» **Data rows**
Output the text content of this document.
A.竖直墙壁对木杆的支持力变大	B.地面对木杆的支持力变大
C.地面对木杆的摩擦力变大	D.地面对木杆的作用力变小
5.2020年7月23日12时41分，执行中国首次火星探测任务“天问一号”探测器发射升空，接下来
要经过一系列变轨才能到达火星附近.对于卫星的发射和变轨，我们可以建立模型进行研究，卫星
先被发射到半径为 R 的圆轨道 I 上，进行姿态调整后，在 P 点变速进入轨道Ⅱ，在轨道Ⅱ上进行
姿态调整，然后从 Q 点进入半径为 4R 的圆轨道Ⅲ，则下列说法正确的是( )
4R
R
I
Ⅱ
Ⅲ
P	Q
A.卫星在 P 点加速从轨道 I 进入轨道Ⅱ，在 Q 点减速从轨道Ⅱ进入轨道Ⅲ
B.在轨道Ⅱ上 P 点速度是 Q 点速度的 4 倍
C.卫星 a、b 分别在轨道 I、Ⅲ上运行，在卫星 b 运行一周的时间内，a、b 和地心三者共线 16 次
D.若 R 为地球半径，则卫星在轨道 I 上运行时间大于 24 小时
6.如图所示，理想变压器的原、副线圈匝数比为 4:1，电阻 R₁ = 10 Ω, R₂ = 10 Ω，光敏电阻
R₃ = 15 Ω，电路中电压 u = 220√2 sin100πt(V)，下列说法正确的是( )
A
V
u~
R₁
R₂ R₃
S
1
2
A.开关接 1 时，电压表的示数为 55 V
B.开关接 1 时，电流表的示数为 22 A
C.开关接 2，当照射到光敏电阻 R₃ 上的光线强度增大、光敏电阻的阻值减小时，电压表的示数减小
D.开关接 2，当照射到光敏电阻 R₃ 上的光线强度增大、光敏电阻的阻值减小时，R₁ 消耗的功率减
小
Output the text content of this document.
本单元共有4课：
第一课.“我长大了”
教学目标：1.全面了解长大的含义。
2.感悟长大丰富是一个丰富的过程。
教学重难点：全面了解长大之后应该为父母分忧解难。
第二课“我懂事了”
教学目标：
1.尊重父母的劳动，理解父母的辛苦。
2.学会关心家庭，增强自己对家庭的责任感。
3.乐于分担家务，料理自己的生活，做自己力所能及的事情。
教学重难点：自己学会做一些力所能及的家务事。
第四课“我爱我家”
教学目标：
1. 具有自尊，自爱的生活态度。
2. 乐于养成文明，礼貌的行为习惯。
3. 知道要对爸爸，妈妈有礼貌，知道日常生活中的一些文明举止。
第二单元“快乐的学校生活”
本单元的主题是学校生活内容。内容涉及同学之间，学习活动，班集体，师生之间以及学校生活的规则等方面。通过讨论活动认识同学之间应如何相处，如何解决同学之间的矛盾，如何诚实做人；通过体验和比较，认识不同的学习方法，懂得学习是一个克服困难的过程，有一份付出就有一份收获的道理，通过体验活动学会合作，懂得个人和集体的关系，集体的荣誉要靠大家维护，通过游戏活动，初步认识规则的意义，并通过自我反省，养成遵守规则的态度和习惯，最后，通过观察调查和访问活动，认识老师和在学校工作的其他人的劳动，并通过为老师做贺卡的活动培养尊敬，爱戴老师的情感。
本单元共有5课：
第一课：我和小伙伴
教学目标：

» **Brief**
List the lines that contain the word "教学重难点".

» **The output**
教学重难点：全面了解长大之后应该为父母分忧解难。
教学重难点：自己学会做一些力所能及的家务事。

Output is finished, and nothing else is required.